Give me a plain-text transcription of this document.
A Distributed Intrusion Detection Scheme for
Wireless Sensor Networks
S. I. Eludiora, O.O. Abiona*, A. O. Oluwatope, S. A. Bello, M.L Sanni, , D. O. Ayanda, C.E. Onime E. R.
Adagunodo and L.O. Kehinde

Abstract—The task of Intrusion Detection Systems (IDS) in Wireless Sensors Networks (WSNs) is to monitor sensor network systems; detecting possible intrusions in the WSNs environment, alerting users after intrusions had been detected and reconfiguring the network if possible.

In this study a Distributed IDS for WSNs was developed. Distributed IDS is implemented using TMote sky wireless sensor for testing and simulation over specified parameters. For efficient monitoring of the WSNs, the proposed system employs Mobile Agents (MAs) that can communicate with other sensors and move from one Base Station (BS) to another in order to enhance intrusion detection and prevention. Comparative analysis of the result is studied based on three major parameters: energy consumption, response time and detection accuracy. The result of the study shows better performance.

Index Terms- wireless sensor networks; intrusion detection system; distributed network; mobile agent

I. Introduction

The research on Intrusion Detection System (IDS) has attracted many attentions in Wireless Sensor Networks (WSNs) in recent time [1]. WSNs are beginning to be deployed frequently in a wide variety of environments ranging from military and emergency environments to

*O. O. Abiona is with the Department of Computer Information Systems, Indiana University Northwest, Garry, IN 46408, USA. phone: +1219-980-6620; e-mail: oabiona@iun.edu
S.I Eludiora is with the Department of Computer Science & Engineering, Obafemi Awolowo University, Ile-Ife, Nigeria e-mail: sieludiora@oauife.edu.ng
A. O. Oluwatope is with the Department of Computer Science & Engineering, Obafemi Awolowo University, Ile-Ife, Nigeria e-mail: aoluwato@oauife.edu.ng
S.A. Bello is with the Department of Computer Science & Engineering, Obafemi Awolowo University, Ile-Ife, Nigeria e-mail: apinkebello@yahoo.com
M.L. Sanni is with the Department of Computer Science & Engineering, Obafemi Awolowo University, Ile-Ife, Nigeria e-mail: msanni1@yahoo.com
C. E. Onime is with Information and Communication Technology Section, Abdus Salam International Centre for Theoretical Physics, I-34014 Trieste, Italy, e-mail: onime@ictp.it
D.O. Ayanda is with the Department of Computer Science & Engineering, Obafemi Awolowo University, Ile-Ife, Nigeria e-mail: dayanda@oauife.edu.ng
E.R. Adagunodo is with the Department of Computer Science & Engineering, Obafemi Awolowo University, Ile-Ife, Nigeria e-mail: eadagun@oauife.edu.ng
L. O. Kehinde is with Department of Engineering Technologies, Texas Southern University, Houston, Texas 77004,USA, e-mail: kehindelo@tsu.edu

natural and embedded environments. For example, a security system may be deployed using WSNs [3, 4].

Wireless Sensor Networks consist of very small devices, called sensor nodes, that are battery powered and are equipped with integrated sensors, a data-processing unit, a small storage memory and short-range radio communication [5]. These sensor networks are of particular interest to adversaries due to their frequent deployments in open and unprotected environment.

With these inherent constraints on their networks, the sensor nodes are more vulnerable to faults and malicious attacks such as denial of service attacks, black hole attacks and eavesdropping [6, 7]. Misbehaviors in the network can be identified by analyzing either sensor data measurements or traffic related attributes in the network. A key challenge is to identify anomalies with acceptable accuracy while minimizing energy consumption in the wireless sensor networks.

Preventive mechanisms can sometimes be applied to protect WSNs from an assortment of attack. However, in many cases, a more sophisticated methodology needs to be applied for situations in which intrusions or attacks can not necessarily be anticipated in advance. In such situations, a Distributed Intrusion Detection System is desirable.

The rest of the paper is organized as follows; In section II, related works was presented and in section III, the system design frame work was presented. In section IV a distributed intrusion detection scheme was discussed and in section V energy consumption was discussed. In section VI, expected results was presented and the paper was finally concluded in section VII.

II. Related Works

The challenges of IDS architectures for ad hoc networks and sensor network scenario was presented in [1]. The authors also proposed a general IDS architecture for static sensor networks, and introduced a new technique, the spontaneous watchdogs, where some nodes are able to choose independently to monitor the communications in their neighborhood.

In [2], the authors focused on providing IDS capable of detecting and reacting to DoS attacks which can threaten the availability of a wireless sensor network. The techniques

--

Problem: Extract the full listing above without alteration.

Finished answer:
Give me a plain-text transcription of this document.
A Distributed Intrusion Detection Scheme for
Wireless Sensor Networks
S. I. Eludiora, O.O. Abiona*, A. O. Oluwatope, S. A. Bello, M.L Sanni, , D. O. Ayanda, C.E. Onime E. R.
Adagunodo and L.O. Kehinde

Abstract—The task of Intrusion Detection Systems (IDS) in Wireless Sensors Networks (WSNs) is to monitor sensor network systems; detecting possible intrusions in the WSNs environment, alerting users after intrusions had been detected and reconfiguring the network if possible.

In this study a Distributed IDS for WSNs was developed. Distributed IDS is implemented using TMote sky wireless sensor for testing and simulation over specified parameters. For efficient monitoring of the WSNs, the proposed system employs Mobile Agents (MAs) that can communicate with other sensors and move from one Base Station (BS) to another in order to enhance intrusion detection and prevention. Comparative analysis of the result is studied based on three major parameters: energy consumption, response time and detection accuracy. The result of the study shows better performance.

Index Terms- wireless sensor networks; intrusion detection system; distributed network; mobile agent

I. Introduction

The research on Intrusion Detection System (IDS) has attracted many attentions in Wireless Sensor Networks (WSNs) in recent time [1]. WSNs are beginning to be deployed frequently in a wide variety of environments ranging from military and emergency environments to

*O. O. Abiona is with the Department of Computer Information Systems, Indiana University Northwest, Garry, IN 46408, USA. phone: +1219-980-6620; e-mail: oabiona@iun.edu
S.I Eludiora is with the Department of Computer Science & Engineering, Obafemi Awolowo University, Ile-Ife, Nigeria e-mail: sieludiora@oauife.edu.ng
A. O. Oluwatope is with the Department of Computer Science & Engineering, Obafemi Awolowo University, Ile-Ife, Nigeria e-mail: aoluwato@oauife.edu.ng
S.A. Bello is with the Department of Computer Science & Engineering, Obafemi Awolowo University, Ile-Ife, Nigeria e-mail: apinkebello@yahoo.com
M.L. Sanni is with the Department of Computer Science & Engineering, Obafemi Awolowo University, Ile-Ife, Nigeria e-mail: msanni1@yahoo.com
C. E. Onime is with Information and Communication Technology Section, Abdus Salam International Centre for Theoretical Physics, I-34014 Trieste, Italy, e-mail: onime@ictp.it
D.O. Ayanda is with the Department of Computer Science & Engineering, Obafemi Awolowo University, Ile-Ife, Nigeria e-mail: dayanda@oauife.edu.ng
E.R. Adagunodo is with the Department of Computer Science & Engineering, Obafemi Awolowo University, Ile-Ife, Nigeria e-mail: eadagun@oauife.edu.ng
L. O. Kehinde is with Department of Engineering Technologies, Texas Southern University, Houston, Texas 77004,USA, e-mail: kehindelo@tsu.edu

natural and embedded environments. For example, a security system may be deployed using WSNs [3, 4].

Wireless Sensor Networks consist of very small devices, called sensor nodes, that are battery powered and are equipped with integrated sensors, a data-processing unit, a small storage memory and short-range radio communication [5]. These sensor networks are of particular interest to adversaries due to their frequent deployments in open and unprotected environment.

With these inherent constraints on their networks, the sensor nodes are more vulnerable to faults and malicious attacks such as denial of service attacks, black hole attacks and eavesdropping [6, 7]. Misbehaviors in the network can be identified by analyzing either sensor data measurements or traffic related attributes in the network. A key challenge is to identify anomalies with acceptable accuracy while minimizing energy consumption in the wireless sensor networks.

Preventive mechanisms can sometimes be applied to protect WSNs from an assortment of attack. However, in many cases, a more sophisticated methodology needs to be applied for situations in which intrusions or attacks can not necessarily be anticipated in advance. In such situations, a Distributed Intrusion Detection System is desirable.

The rest of the paper is organized as follows; In section II, related works was presented and in section III, the system design frame work was presented. In section IV a distributed intrusion detection scheme was discussed and in section V energy consumption was discussed. In section VI, expected results was presented and the paper was finally concluded in section VII.

II. Related Works

The challenges of IDS architectures for ad hoc networks and sensor network scenario was presented in [1]. The authors also proposed a general IDS architecture for static sensor networks, and introduced a new technique, the spontaneous watchdogs, where some nodes are able to choose independently to monitor the communications in their neighborhood.

In [2], the authors focused on providing IDS capable of detecting and reacting to DoS attacks which can threaten the availability of a wireless sensor network. The techniques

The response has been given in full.